**Problems to work on**
1. Decide whether each statement below agrees with the passage on corn-pone opinions. Answer yes or no for each, and quote the words of the passage that decide it.
(a) Most people get their views on morals, politics and religion from study and thinking.
(b) In most cases, conformity is driven by a bread-and-butter business interest.
(c) A political emergency brings out corn-pone opinion in two chief varieties.
2. Summarize the passage on corn-pone opinions in three sentences.

The outside influences are always pouring in upon us, and we are always obeying their orders and accepting their verdicts. The Smiths like the new play; the Joneses go to see it, and they copy the Smith verdict. Morals, religions, politics, get their following from surrounding influences and atmospheres, almost entirely; not from study, not from thinking. A man must and will have his own approval first of all, in each and every moment and circumstance of his life--even if he must repent of a self-approved act the moment after its commission, in order to get his self-approval again: but, speaking in general terms, a man's self-approval in the large concerns of life has its source in the approval of the peoples about him, and not in a searching personal examination of the matter. Mohammedans are Mohammedans because they are born and reared among that sect, not because they have thought it out and can furnish sound reasons for being Mohammedans; we know why Catholics are Catholics; why Presbyterians are Presbyterians; why Baptists are Baptists; why Mormons are Mormons; why thieves are thieves; why monarchists are monarchists; why Republicans are Republicans and Democrats, Democrats. We know it is a matter of association and sympathy, not reasoning and examination; that hardly a man in the world has an opinion upon morals, politics, or religion which he got otherwise than through his associations and sympathies. Broadly speaking, there are none but corn-pone opinions. And broadly speaking, corn-pone stands for self-approval. Self-approval is acquired mainly from the approval of other people. The result is conformity. Sometimes conformity has a sordid business interest--the bread-and-butter interest--but not in most cases, I think. I think that in the majority of cases it is unconscious and not calculated; that it is born of the human being's natural yearning to stand well with his fellows and have their inspiring approval and praise--a yearning which is commonly so strong and so insistent that it cannot be effectually resisted, and must have its way.

A political emergency brings out the corn-pone opinion in fine force in its two chief varieties--the pocketbook variety, which has its origin in self-interest, and the bigger variety, the sentimental variety--the one which can't bear to be outside the pale; can't bear to be in disfavor; can't endure the averted face and the cold shoulder; wants to stand well with his friends, wants to be smiled upon, wants to be welcome, wants to hear the precious words, "He's on the right track!" Uttered, perhaps by an ass, but still an ass of high degree, an ass whose approval is gold and diamonds to a smaller ass, and confers glory and honor and happiness, and membership in the herd. For these gauds many a man will dump his lifelong principles into the street, and his conscience along with them. We have seen it happen. In some millions of instances.

**Record excerpts**
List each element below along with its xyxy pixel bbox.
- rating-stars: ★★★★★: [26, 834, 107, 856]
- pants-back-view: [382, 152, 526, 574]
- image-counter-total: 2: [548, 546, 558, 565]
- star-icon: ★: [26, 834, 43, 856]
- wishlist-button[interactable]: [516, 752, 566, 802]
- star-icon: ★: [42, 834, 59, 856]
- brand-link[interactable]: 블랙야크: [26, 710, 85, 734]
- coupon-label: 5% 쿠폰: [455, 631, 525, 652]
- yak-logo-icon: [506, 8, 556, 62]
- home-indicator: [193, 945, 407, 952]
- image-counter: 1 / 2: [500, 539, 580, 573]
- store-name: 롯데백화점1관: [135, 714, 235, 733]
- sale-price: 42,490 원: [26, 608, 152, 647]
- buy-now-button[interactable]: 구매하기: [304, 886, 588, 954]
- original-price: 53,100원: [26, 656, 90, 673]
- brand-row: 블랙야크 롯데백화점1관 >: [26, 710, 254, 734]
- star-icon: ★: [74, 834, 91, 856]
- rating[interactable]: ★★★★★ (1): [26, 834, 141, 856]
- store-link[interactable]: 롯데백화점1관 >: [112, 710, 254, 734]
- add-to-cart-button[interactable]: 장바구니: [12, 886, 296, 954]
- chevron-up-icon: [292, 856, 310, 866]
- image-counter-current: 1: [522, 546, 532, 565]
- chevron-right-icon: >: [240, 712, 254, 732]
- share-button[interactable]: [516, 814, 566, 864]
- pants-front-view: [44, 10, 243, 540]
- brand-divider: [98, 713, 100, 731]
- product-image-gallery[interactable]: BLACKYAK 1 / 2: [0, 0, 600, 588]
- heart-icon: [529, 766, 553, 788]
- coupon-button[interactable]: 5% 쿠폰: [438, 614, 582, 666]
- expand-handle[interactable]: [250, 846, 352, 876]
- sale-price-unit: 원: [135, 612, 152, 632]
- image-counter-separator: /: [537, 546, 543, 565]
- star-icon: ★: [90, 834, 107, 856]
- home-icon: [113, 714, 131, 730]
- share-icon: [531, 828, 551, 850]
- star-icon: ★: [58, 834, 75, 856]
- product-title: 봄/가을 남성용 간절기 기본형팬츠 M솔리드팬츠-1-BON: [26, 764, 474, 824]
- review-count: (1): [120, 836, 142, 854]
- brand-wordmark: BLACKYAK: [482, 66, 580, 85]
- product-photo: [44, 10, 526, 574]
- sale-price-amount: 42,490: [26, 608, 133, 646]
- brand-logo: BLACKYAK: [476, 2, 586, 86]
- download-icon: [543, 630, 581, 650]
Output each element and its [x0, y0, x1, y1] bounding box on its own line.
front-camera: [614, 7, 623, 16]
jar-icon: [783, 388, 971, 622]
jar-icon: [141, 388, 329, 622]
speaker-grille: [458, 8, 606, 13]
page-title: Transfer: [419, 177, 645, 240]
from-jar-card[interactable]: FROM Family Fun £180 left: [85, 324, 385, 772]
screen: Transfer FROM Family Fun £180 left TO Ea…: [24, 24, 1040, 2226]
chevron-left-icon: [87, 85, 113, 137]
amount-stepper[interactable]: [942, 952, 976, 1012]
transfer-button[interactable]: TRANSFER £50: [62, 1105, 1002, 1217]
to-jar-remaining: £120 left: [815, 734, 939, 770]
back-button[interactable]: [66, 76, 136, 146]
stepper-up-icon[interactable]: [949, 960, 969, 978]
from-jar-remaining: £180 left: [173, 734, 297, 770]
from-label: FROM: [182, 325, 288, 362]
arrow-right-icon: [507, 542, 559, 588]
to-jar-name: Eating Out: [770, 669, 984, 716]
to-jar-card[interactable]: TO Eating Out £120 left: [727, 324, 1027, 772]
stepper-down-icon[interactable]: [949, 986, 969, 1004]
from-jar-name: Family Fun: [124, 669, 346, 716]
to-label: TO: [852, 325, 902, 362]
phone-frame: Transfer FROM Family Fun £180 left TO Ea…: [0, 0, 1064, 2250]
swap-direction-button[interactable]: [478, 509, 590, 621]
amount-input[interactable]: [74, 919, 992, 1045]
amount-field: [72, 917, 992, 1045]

**Written responses**
1.
(a) No: "not from study, not from thinking."
(b) No: "Sometimes conformity has a sordid business interest--the bread-and-butter interest--but not in most cases, I think."
(c) Yes: "A political emergency brings out the corn-pone opinion in fine force in its two chief varieties"

2. People take their opinions on morals, religion and politics from surrounding influences and the approval of those around them, not from study or thinking, so broadly speaking there are only corn-pone opinions. Since self-approval comes mainly from other people's approval, the result is conformity, which the passage holds is mostly unconscious and born of a strong yearning to stand well with one's fellows. A political emergency brings out corn-pone opinion in two chief varieties, the pocketbook variety rooted in self-interest and the bigger sentimental variety, and for approval many a man will throw away his lifelong principles and his conscience.